THE EXERCISE: Go through the data below. List every line that holds the word "computer".

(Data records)
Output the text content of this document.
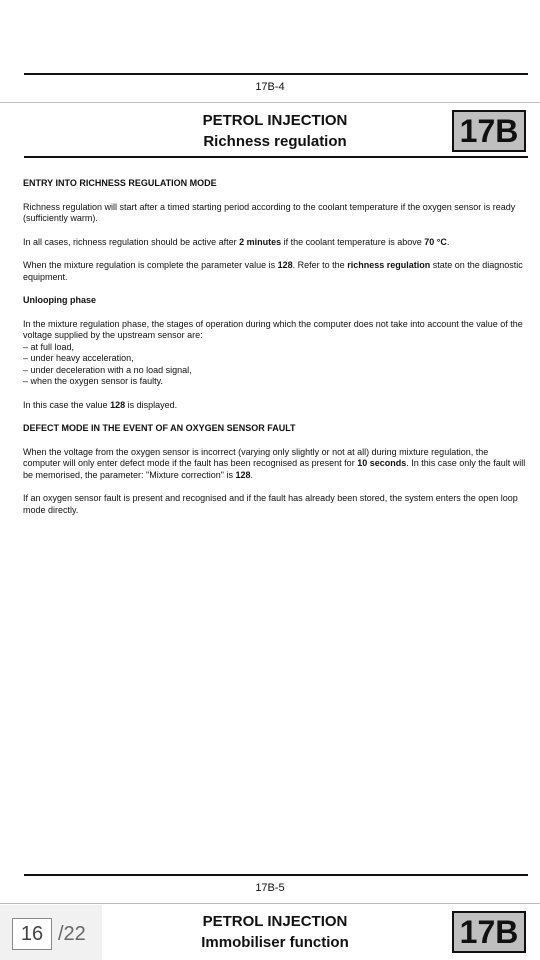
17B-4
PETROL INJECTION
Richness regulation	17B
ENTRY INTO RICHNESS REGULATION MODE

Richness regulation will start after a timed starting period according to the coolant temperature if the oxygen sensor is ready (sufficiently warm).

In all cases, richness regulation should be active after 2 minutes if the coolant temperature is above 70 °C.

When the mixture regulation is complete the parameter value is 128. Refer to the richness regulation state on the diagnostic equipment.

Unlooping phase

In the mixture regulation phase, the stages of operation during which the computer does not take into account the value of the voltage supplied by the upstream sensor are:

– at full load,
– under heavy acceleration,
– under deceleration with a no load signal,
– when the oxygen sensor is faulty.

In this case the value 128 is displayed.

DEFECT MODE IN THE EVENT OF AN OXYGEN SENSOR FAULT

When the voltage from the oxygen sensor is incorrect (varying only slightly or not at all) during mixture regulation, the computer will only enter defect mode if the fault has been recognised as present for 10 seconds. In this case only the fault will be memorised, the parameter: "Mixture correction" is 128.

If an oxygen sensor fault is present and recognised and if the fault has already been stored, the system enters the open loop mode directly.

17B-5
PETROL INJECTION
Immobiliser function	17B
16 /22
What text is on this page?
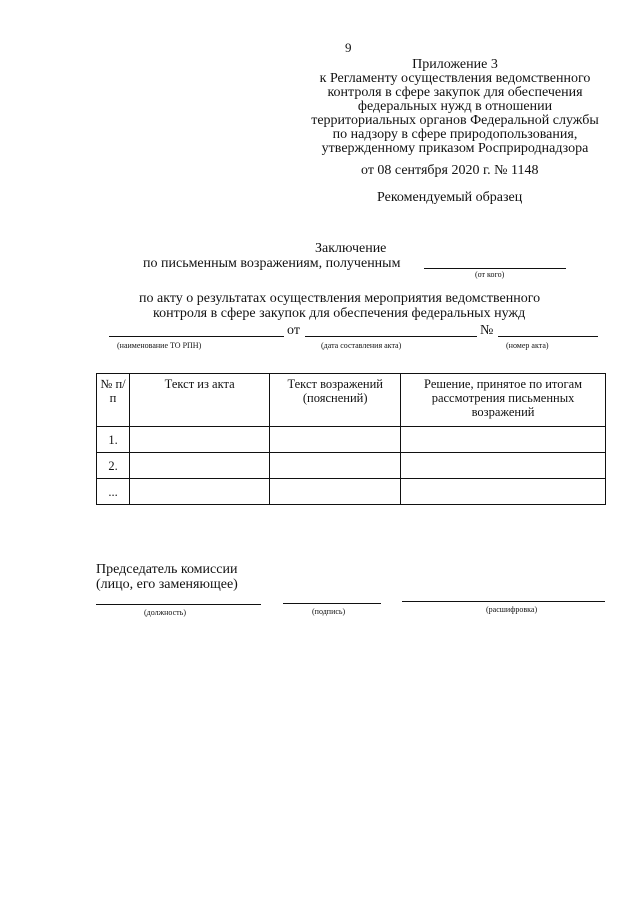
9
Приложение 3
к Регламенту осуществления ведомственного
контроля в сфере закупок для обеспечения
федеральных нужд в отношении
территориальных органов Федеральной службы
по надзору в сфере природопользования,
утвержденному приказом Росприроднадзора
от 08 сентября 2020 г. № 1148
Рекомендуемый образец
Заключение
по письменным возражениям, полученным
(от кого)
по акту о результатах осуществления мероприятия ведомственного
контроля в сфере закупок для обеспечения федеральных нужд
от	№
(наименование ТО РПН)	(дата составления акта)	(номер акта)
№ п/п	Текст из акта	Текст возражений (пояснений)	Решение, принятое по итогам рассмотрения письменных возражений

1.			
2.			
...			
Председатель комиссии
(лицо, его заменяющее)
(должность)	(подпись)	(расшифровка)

RESULT FOR THIS EXERCISE:
In the mixture regulation phase, the stages of operation during which the computer does not take into account the value of the voltage supplied by the upstream sensor are:
When the voltage from the oxygen sensor is incorrect (varying only slightly or not at all) during mixture regulation, the computer will only enter defect mode if the fault has been recognised as present for 10 seconds. In this case only the fault will be memorised, the parameter: "Mixture correction" is 128.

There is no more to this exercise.